[START]

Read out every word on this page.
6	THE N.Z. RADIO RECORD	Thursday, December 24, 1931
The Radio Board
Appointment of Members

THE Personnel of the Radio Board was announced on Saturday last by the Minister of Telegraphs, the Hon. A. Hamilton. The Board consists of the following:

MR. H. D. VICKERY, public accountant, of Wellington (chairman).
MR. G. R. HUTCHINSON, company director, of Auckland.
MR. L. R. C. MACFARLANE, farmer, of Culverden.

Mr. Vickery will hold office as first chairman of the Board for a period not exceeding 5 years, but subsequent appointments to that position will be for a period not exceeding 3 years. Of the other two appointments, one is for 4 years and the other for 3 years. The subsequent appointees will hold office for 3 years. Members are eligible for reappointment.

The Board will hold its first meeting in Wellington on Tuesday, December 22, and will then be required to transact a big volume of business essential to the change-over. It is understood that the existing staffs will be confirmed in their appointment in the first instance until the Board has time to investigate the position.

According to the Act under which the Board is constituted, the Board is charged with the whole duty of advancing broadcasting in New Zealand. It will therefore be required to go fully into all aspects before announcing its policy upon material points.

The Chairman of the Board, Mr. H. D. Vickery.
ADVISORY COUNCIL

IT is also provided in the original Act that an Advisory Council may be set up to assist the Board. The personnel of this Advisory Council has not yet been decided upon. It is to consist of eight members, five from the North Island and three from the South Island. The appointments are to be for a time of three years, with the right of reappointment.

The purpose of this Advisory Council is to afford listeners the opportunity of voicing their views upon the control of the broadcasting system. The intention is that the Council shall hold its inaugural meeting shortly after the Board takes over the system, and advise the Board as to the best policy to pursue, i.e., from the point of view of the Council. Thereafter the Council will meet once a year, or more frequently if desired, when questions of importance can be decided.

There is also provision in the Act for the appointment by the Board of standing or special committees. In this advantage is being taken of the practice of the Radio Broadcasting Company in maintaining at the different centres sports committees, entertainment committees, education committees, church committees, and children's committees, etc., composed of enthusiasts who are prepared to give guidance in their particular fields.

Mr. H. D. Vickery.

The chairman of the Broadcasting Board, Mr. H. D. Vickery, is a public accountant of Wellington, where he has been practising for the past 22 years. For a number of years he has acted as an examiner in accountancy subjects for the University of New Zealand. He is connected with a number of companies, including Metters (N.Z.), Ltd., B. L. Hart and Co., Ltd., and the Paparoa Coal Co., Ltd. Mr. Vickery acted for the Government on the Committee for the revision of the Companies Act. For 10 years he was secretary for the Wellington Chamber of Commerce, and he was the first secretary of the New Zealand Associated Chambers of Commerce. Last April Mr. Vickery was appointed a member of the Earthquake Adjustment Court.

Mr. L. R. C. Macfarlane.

[END]

WRITTEN EXERCISE: Please restate the records in full, word for word.

RESPONSE BELOW:
Read out every word on this page.
6	THE N.Z. RADIO RECORD	Thursday, December 24, 1931
The Radio Board
Appointment of Members

THE Personnel of the Radio Board was announced on Saturday last by the Minister of Telegraphs, the Hon. A. Hamilton. The Board consists of the following:

MR. H. D. VICKERY, public accountant, of Wellington (chairman).
MR. G. R. HUTCHINSON, company director, of Auckland.
MR. L. R. C. MACFARLANE, farmer, of Culverden.

Mr. Vickery will hold office as first chairman of the Board for a period not exceeding 5 years, but subsequent appointments to that position will be for a period not exceeding 3 years. Of the other two appointments, one is for 4 years and the other for 3 years. The subsequent appointees will hold office for 3 years. Members are eligible for reappointment.

The Board will hold its first meeting in Wellington on Tuesday, December 22, and will then be required to transact a big volume of business essential to the change-over. It is understood that the existing staffs will be confirmed in their appointment in the first instance until the Board has time to investigate the position.

According to the Act under which the Board is constituted, the Board is charged with the whole duty of advancing broadcasting in New Zealand. It will therefore be required to go fully into all aspects before announcing its policy upon material points.

The Chairman of the Board, Mr. H. D. Vickery.
ADVISORY COUNCIL

IT is also provided in the original Act that an Advisory Council may be set up to assist the Board. The personnel of this Advisory Council has not yet been decided upon. It is to consist of eight members, five from the North Island and three from the South Island. The appointments are to be for a time of three years, with the right of reappointment.

The purpose of this Advisory Council is to afford listeners the opportunity of voicing their views upon the control of the broadcasting system. The intention is that the Council shall hold its inaugural meeting shortly after the Board takes over the system, and advise the Board as to the best policy to pursue, i.e., from the point of view of the Council. Thereafter the Council will meet once a year, or more frequently if desired, when questions of importance can be decided.

There is also provision in the Act for the appointment by the Board of standing or special committees. In this advantage is being taken of the practice of the Radio Broadcasting Company in maintaining at the different centres sports committees, entertainment committees, education committees, church committees, and children's committees, etc., composed of enthusiasts who are prepared to give guidance in their particular fields.

Mr. H. D. Vickery.

The chairman of the Broadcasting Board, Mr. H. D. Vickery, is a public accountant of Wellington, where he has been practising for the past 22 years. For a number of years he has acted as an examiner in accountancy subjects for the University of New Zealand. He is connected with a number of companies, including Metters (N.Z.), Ltd., B. L. Hart and Co., Ltd., and the Paparoa Coal Co., Ltd. Mr. Vickery acted for the Government on the Committee for the revision of the Companies Act. For 10 years he was secretary for the Wellington Chamber of Commerce, and he was the first secretary of the New Zealand Associated Chambers of Commerce. Last April Mr. Vickery was appointed a member of the Earthquake Adjustment Court.

Mr. L. R. C. Macfarlane.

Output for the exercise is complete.